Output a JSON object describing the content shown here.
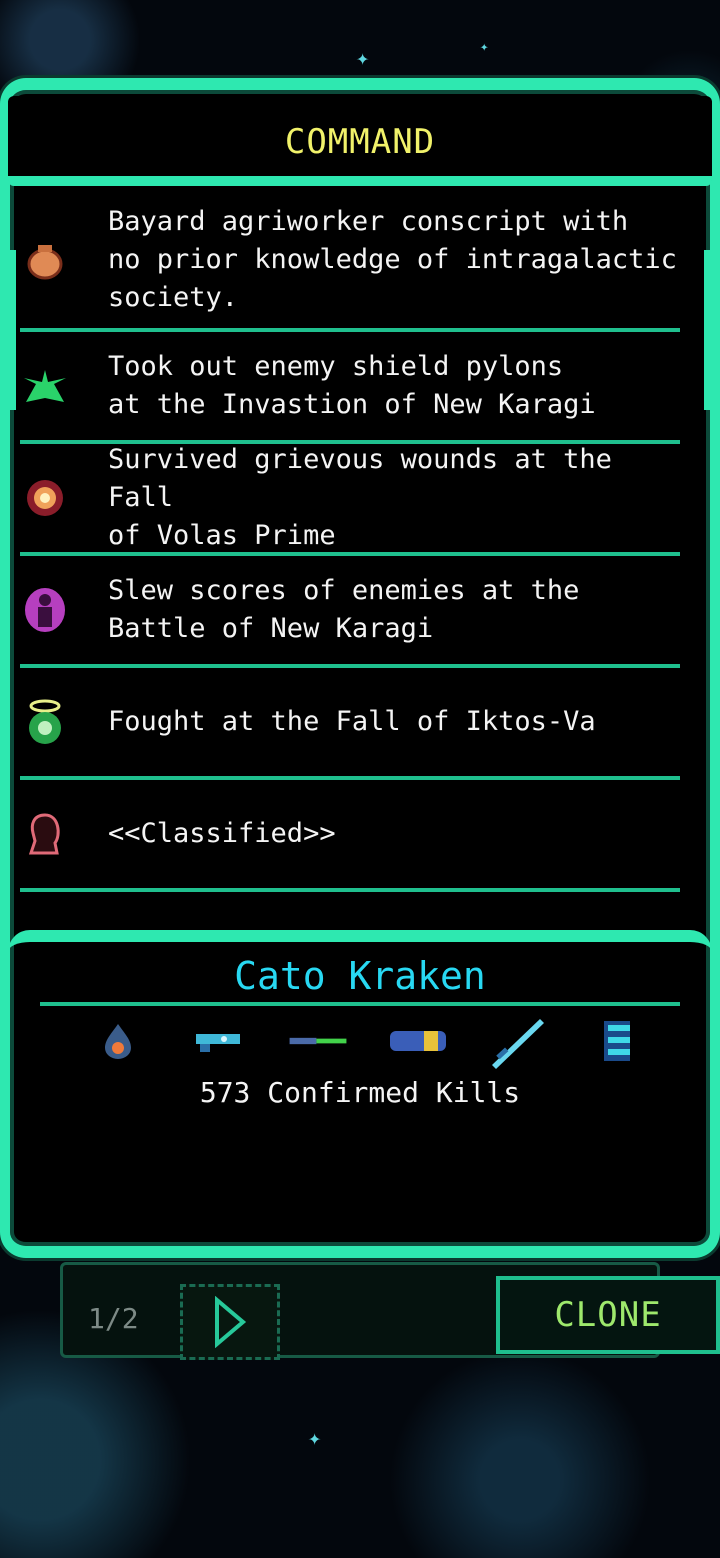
{
  "header": {
    "title": "COMMAND"
  },
  "entries": [
    {
      "icon": "sack-icon",
      "text": "Bayard agriworker conscript with\nno prior knowledge of intragalactic\nsociety."
    },
    {
      "icon": "green-wings-icon",
      "text": "Took out enemy shield pylons\nat the Invastion of New Karagi"
    },
    {
      "icon": "fire-burst-icon",
      "text": "Survived grievous wounds at the Fall\nof Volas Prime"
    },
    {
      "icon": "purple-aura-figure-icon",
      "text": "Slew scores of enemies at the\nBattle of New Karagi"
    },
    {
      "icon": "halo-orb-icon",
      "text": "Fought at the Fall of Iktos-Va"
    },
    {
      "icon": "head-silhouette-icon",
      "text": "<<Classified>>"
    }
  ],
  "profile": {
    "name": "Cato Kraken",
    "kills": "573 Confirmed Kills",
    "gear": [
      "flame-orb-icon",
      "blaster-icon",
      "rifle-icon",
      "ammo-cells-icon",
      "sword-icon",
      "armor-plate-icon"
    ]
  },
  "footer": {
    "page_indicator": "1/2",
    "clone_label": "CLONE"
  },
  "colors": {
    "frame": "#2ee8b0",
    "title": "#f1f26a",
    "name": "#28d8f2",
    "clone_text": "#9ee86c"
  }
}
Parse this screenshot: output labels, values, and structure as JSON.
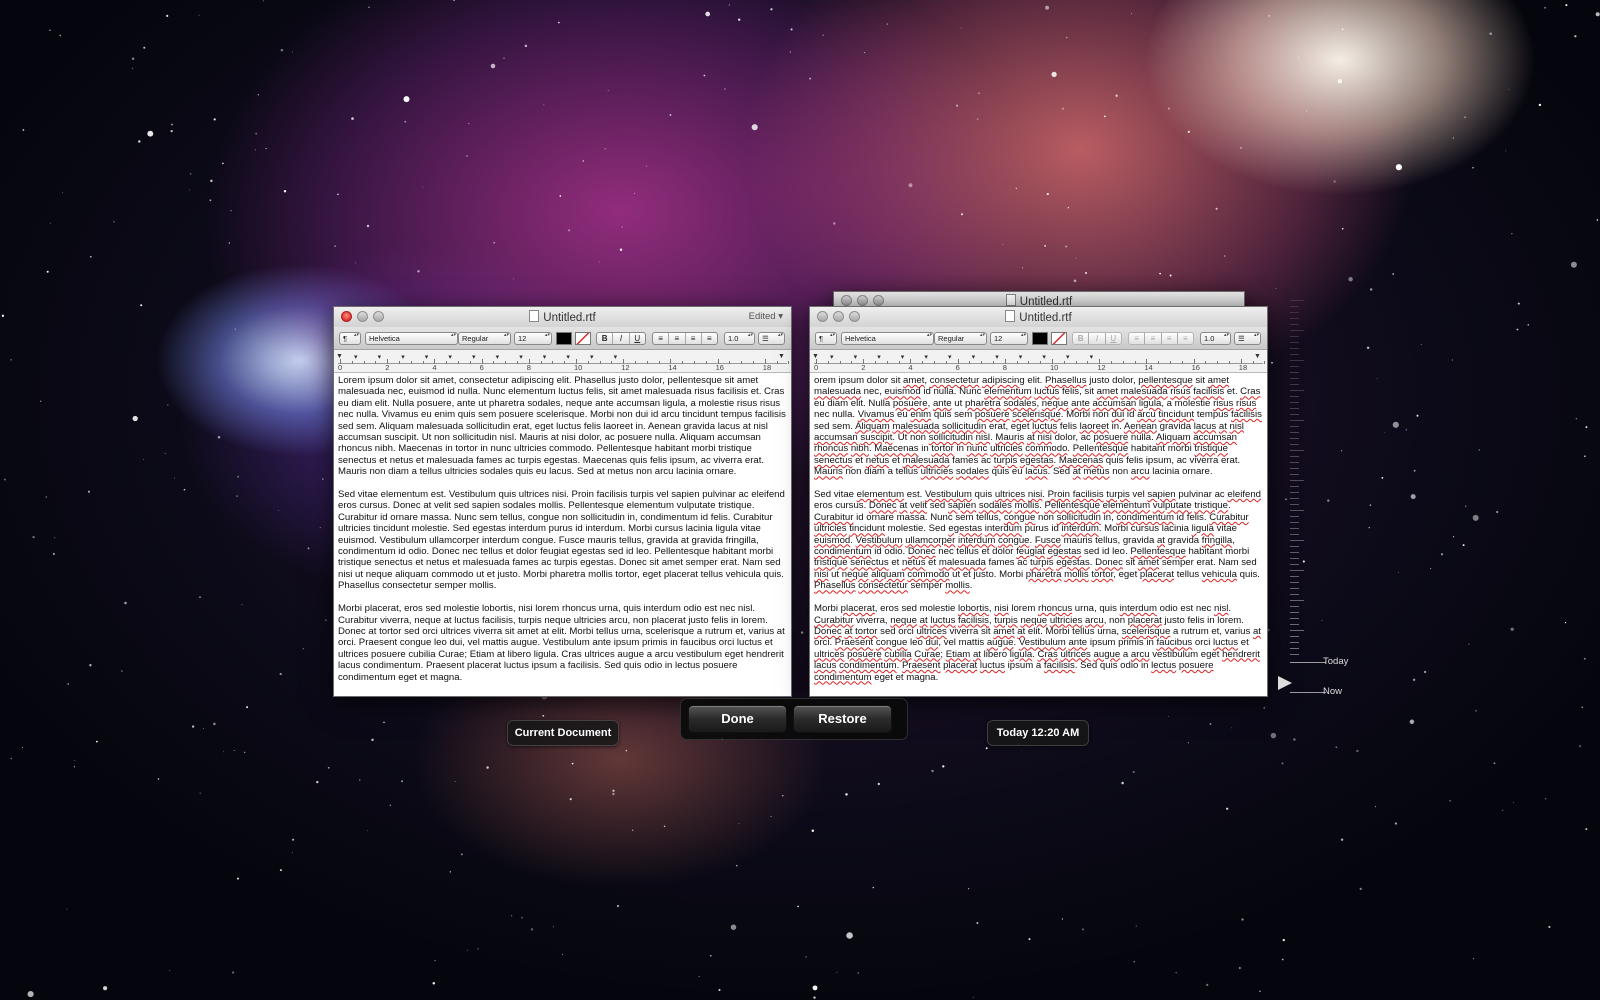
{
  "current_window": {
    "title": "Untitled.rtf",
    "status": "Edited"
  },
  "restore_window": {
    "title": "Untitled.rtf",
    "stack_title": "Untitled.rtf"
  },
  "toolbar": {
    "paragraph_style": "¶",
    "font_family": "Helvetica",
    "font_style": "Regular",
    "font_size": "12",
    "bold": "B",
    "italic": "I",
    "underline": "U",
    "line_spacing": "1.0",
    "list": "☰"
  },
  "ruler": {
    "numbers": [
      "0",
      "2",
      "4",
      "6",
      "8",
      "10",
      "12",
      "14",
      "16",
      "18"
    ]
  },
  "current_document": {
    "paragraphs": [
      "Lorem ipsum dolor sit amet, consectetur adipiscing elit. Phasellus justo dolor, pellentesque sit amet malesuada nec, euismod id nulla. Nunc elementum luctus felis, sit amet malesuada risus facilisis et. Cras eu diam elit. Nulla posuere, ante ut pharetra sodales, neque ante accumsan ligula, a molestie risus risus nec nulla. Vivamus eu enim quis sem posuere scelerisque. Morbi non dui id arcu tincidunt tempus facilisis sed sem. Aliquam malesuada sollicitudin erat, eget luctus felis laoreet in. Aenean gravida lacus at nisl accumsan suscipit. Ut non sollicitudin nisl. Mauris at nisi dolor, ac posuere nulla. Aliquam accumsan rhoncus nibh. Maecenas in tortor in nunc ultricies commodo. Pellentesque habitant morbi tristique senectus et netus et malesuada fames ac turpis egestas. Maecenas quis felis ipsum, ac viverra erat. Mauris non diam a tellus ultricies sodales quis eu lacus. Sed at metus non arcu lacinia ornare.",
      "Sed vitae elementum est. Vestibulum quis ultrices nisi. Proin facilisis turpis vel sapien pulvinar ac eleifend eros cursus. Donec at velit sed sapien sodales mollis. Pellentesque elementum vulputate tristique. Curabitur id ornare massa. Nunc sem tellus, congue non sollicitudin in, condimentum id felis. Curabitur ultricies tincidunt molestie. Sed egestas interdum purus id interdum. Morbi cursus lacinia ligula vitae euismod. Vestibulum ullamcorper interdum congue. Fusce mauris tellus, gravida at gravida fringilla, condimentum id odio. Donec nec tellus et dolor feugiat egestas sed id leo. Pellentesque habitant morbi tristique senectus et netus et malesuada fames ac turpis egestas. Donec sit amet semper erat. Nam sed nisi ut neque aliquam commodo ut et justo. Morbi pharetra mollis tortor, eget placerat tellus vehicula quis. Phasellus consectetur semper mollis.",
      "Morbi placerat, eros sed molestie lobortis, nisi lorem rhoncus urna, quis interdum odio est nec nisl. Curabitur viverra, neque at luctus facilisis, turpis neque ultricies arcu, non placerat justo felis in lorem. Donec at tortor sed orci ultrices viverra sit amet at elit. Morbi tellus urna, scelerisque a rutrum et, varius at orci. Praesent congue leo dui, vel mattis augue. Vestibulum ante ipsum primis in faucibus orci luctus et ultrices posuere cubilia Curae; Etiam at libero ligula. Cras ultrices augue a arcu vestibulum eget hendrerit lacus condimentum. Praesent placerat luctus ipsum a facilisis. Sed quis odio in lectus posuere condimentum eget et magna."
    ]
  },
  "restore_document": {
    "paragraphs": [
      "orem ipsum dolor sit amet, consectetur adipiscing elit. Phasellus justo dolor, pellentesque sit amet malesuada nec, euismod id nulla. Nunc elementum luctus felis, sit amet malesuada risus facilisis et. Cras eu diam elit. Nulla posuere, ante ut pharetra sodales, neque ante accumsan ligula, a molestie risus risus nec nulla. Vivamus eu enim quis sem posuere scelerisque. Morbi non dui id arcu tincidunt tempus facilisis sed sem. Aliquam malesuada sollicitudin erat, eget luctus felis laoreet in. Aenean gravida lacus at nisl accumsan suscipit. Ut non sollicitudin nisl. Mauris at nisi dolor, ac posuere nulla. Aliquam accumsan rhoncus nibh. Maecenas in tortor in nunc ultricies commodo. Pellentesque habitant morbi tristique senectus et netus et malesuada fames ac turpis egestas. Maecenas quis felis ipsum, ac viverra erat. Mauris non diam a tellus ultricies sodales quis eu lacus. Sed at metus non arcu lacinia ornare.",
      "Sed vitae elementum est. Vestibulum quis ultrices nisi. Proin facilisis turpis vel sapien pulvinar ac eleifend eros cursus. Donec at velit sed sapien sodales mollis. Pellentesque elementum vulputate tristique. Curabitur id ornare massa. Nunc sem tellus, congue non sollicitudin in, condimentum id felis. Curabitur ultricies tincidunt molestie. Sed egestas interdum purus id interdum. Morbi cursus lacinia ligula vitae euismod. Vestibulum ullamcorper interdum congue. Fusce mauris tellus, gravida at gravida fringilla, condimentum id odio. Donec nec tellus et dolor feugiat egestas sed id leo. Pellentesque habitant morbi tristique senectus et netus et malesuada fames ac turpis egestas. Donec sit amet semper erat. Nam sed nisi ut neque aliquam commodo ut et justo. Morbi pharetra mollis tortor, eget placerat tellus vehicula quis. Phasellus consectetur semper mollis.",
      "Morbi placerat, eros sed molestie lobortis, nisi lorem rhoncus urna, quis interdum odio est nec nisl. Curabitur viverra, neque at luctus facilisis, turpis neque ultricies arcu, non placerat justo felis in lorem. Donec at tortor sed orci ultrices viverra sit amet at elit. Morbi tellus urna, scelerisque a rutrum et, varius at orci. Praesent congue leo dui, vel mattis augue. Vestibulum ante ipsum primis in faucibus orci luctus et ultrices posuere cubilia Curae; Etiam at libero ligula. Cras ultrices augue a arcu vestibulum eget hendrerit lacus condimentum. Praesent placerat luctus ipsum a facilisis. Sed quis odio in lectus posuere condimentum eget et magna."
    ]
  },
  "labels": {
    "current_document": "Current Document",
    "restore_timestamp": "Today 12:20 AM"
  },
  "buttons": {
    "done": "Done",
    "restore": "Restore"
  },
  "timeline": {
    "today_label": "Today",
    "now_label": "Now"
  },
  "colors": {
    "close_red": "#d7302a",
    "hud_background": "#161616"
  }
}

-*-

To be done:
Output every entry verbatim. Pictures do not belong in the copy.

Correct result:
Output a JSON object describing the content shown here.
{
  "header": {
    "title": "COMMAND"
  },
  "entries": [
    {
      "icon": "sack-icon",
      "text": "Bayard agriworker conscript with\nno prior knowledge of intragalactic\nsociety."
    },
    {
      "icon": "green-wings-icon",
      "text": "Took out enemy shield pylons\nat the Invastion of New Karagi"
    },
    {
      "icon": "fire-burst-icon",
      "text": "Survived grievous wounds at the Fall\nof Volas Prime"
    },
    {
      "icon": "purple-aura-figure-icon",
      "text": "Slew scores of enemies at the\nBattle of New Karagi"
    },
    {
      "icon": "halo-orb-icon",
      "text": "Fought at the Fall of Iktos-Va"
    },
    {
      "icon": "head-silhouette-icon",
      "text": "<<Classified>>"
    }
  ],
  "profile": {
    "name": "Cato Kraken",
    "kills": "573 Confirmed Kills",
    "gear": [
      "flame-orb-icon",
      "blaster-icon",
      "rifle-icon",
      "ammo-cells-icon",
      "sword-icon",
      "armor-plate-icon"
    ]
  },
  "footer": {
    "page_indicator": "1/2",
    "clone_label": "CLONE"
  },
  "colors": {
    "frame": "#2ee8b0",
    "title": "#f1f26a",
    "name": "#28d8f2",
    "clone_text": "#9ee86c"
  }
}
Parse this screenshot: output labels, values, and structure as JSON.
{
  "current_window": {
    "title": "Untitled.rtf",
    "status": "Edited"
  },
  "restore_window": {
    "title": "Untitled.rtf",
    "stack_title": "Untitled.rtf"
  },
  "toolbar": {
    "paragraph_style": "¶",
    "font_family": "Helvetica",
    "font_style": "Regular",
    "font_size": "12",
    "bold": "B",
    "italic": "I",
    "underline": "U",
    "line_spacing": "1.0",
    "list": "☰"
  },
  "ruler": {
    "numbers": [
      "0",
      "2",
      "4",
      "6",
      "8",
      "10",
      "12",
      "14",
      "16",
      "18"
    ]
  },
  "current_document": {
    "paragraphs": [
      "Lorem ipsum dolor sit amet, consectetur adipiscing elit. Phasellus justo dolor, pellentesque sit amet malesuada nec, euismod id nulla. Nunc elementum luctus felis, sit amet malesuada risus facilisis et. Cras eu diam elit. Nulla posuere, ante ut pharetra sodales, neque ante accumsan ligula, a molestie risus risus nec nulla. Vivamus eu enim quis sem posuere scelerisque. Morbi non dui id arcu tincidunt tempus facilisis sed sem. Aliquam malesuada sollicitudin erat, eget luctus felis laoreet in. Aenean gravida lacus at nisl accumsan suscipit. Ut non sollicitudin nisl. Mauris at nisi dolor, ac posuere nulla. Aliquam accumsan rhoncus nibh. Maecenas in tortor in nunc ultricies commodo. Pellentesque habitant morbi tristique senectus et netus et malesuada fames ac turpis egestas. Maecenas quis felis ipsum, ac viverra erat. Mauris non diam a tellus ultricies sodales quis eu lacus. Sed at metus non arcu lacinia ornare.",
      "Sed vitae elementum est. Vestibulum quis ultrices nisi. Proin facilisis turpis vel sapien pulvinar ac eleifend eros cursus. Donec at velit sed sapien sodales mollis. Pellentesque elementum vulputate tristique. Curabitur id ornare massa. Nunc sem tellus, congue non sollicitudin in, condimentum id felis. Curabitur ultricies tincidunt molestie. Sed egestas interdum purus id interdum. Morbi cursus lacinia ligula vitae euismod. Vestibulum ullamcorper interdum congue. Fusce mauris tellus, gravida at gravida fringilla, condimentum id odio. Donec nec tellus et dolor feugiat egestas sed id leo. Pellentesque habitant morbi tristique senectus et netus et malesuada fames ac turpis egestas. Donec sit amet semper erat. Nam sed nisi ut neque aliquam commodo ut et justo. Morbi pharetra mollis tortor, eget placerat tellus vehicula quis. Phasellus consectetur semper mollis.",
      "Morbi placerat, eros sed molestie lobortis, nisi lorem rhoncus urna, quis interdum odio est nec nisl. Curabitur viverra, neque at luctus facilisis, turpis neque ultricies arcu, non placerat justo felis in lorem. Donec at tortor sed orci ultrices viverra sit amet at elit. Morbi tellus urna, scelerisque a rutrum et, varius at orci. Praesent congue leo dui, vel mattis augue. Vestibulum ante ipsum primis in faucibus orci luctus et ultrices posuere cubilia Curae; Etiam at libero ligula. Cras ultrices augue a arcu vestibulum eget hendrerit lacus condimentum. Praesent placerat luctus ipsum a facilisis. Sed quis odio in lectus posuere condimentum eget et magna."
    ]
  },
  "restore_document": {
    "paragraphs": [
      "orem ipsum dolor sit amet, consectetur adipiscing elit. Phasellus justo dolor, pellentesque sit amet malesuada nec, euismod id nulla. Nunc elementum luctus felis, sit amet malesuada risus facilisis et. Cras eu diam elit. Nulla posuere, ante ut pharetra sodales, neque ante accumsan ligula, a molestie risus risus nec nulla. Vivamus eu enim quis sem posuere scelerisque. Morbi non dui id arcu tincidunt tempus facilisis sed sem. Aliquam malesuada sollicitudin erat, eget luctus felis laoreet in. Aenean gravida lacus at nisl accumsan suscipit. Ut non sollicitudin nisl. Mauris at nisi dolor, ac posuere nulla. Aliquam accumsan rhoncus nibh. Maecenas in tortor in nunc ultricies commodo. Pellentesque habitant morbi tristique senectus et netus et malesuada fames ac turpis egestas. Maecenas quis felis ipsum, ac viverra erat. Mauris non diam a tellus ultricies sodales quis eu lacus. Sed at metus non arcu lacinia ornare.",
      "Sed vitae elementum est. Vestibulum quis ultrices nisi. Proin facilisis turpis vel sapien pulvinar ac eleifend eros cursus. Donec at velit sed sapien sodales mollis. Pellentesque elementum vulputate tristique. Curabitur id ornare massa. Nunc sem tellus, congue non sollicitudin in, condimentum id felis. Curabitur ultricies tincidunt molestie. Sed egestas interdum purus id interdum. Morbi cursus lacinia ligula vitae euismod. Vestibulum ullamcorper interdum congue. Fusce mauris tellus, gravida at gravida fringilla, condimentum id odio. Donec nec tellus et dolor feugiat egestas sed id leo. Pellentesque habitant morbi tristique senectus et netus et malesuada fames ac turpis egestas. Donec sit amet semper erat. Nam sed nisi ut neque aliquam commodo ut et justo. Morbi pharetra mollis tortor, eget placerat tellus vehicula quis. Phasellus consectetur semper mollis.",
      "Morbi placerat, eros sed molestie lobortis, nisi lorem rhoncus urna, quis interdum odio est nec nisl. Curabitur viverra, neque at luctus facilisis, turpis neque ultricies arcu, non placerat justo felis in lorem. Donec at tortor sed orci ultrices viverra sit amet at elit. Morbi tellus urna, scelerisque a rutrum et, varius at orci. Praesent congue leo dui, vel mattis augue. Vestibulum ante ipsum primis in faucibus orci luctus et ultrices posuere cubilia Curae; Etiam at libero ligula. Cras ultrices augue a arcu vestibulum eget hendrerit lacus condimentum. Praesent placerat luctus ipsum a facilisis. Sed quis odio in lectus posuere condimentum eget et magna."
    ]
  },
  "labels": {
    "current_document": "Current Document",
    "restore_timestamp": "Today 12:20 AM"
  },
  "buttons": {
    "done": "Done",
    "restore": "Restore"
  },
  "timeline": {
    "today_label": "Today",
    "now_label": "Now"
  },
  "colors": {
    "close_red": "#d7302a",
    "hud_background": "#161616"
  }
}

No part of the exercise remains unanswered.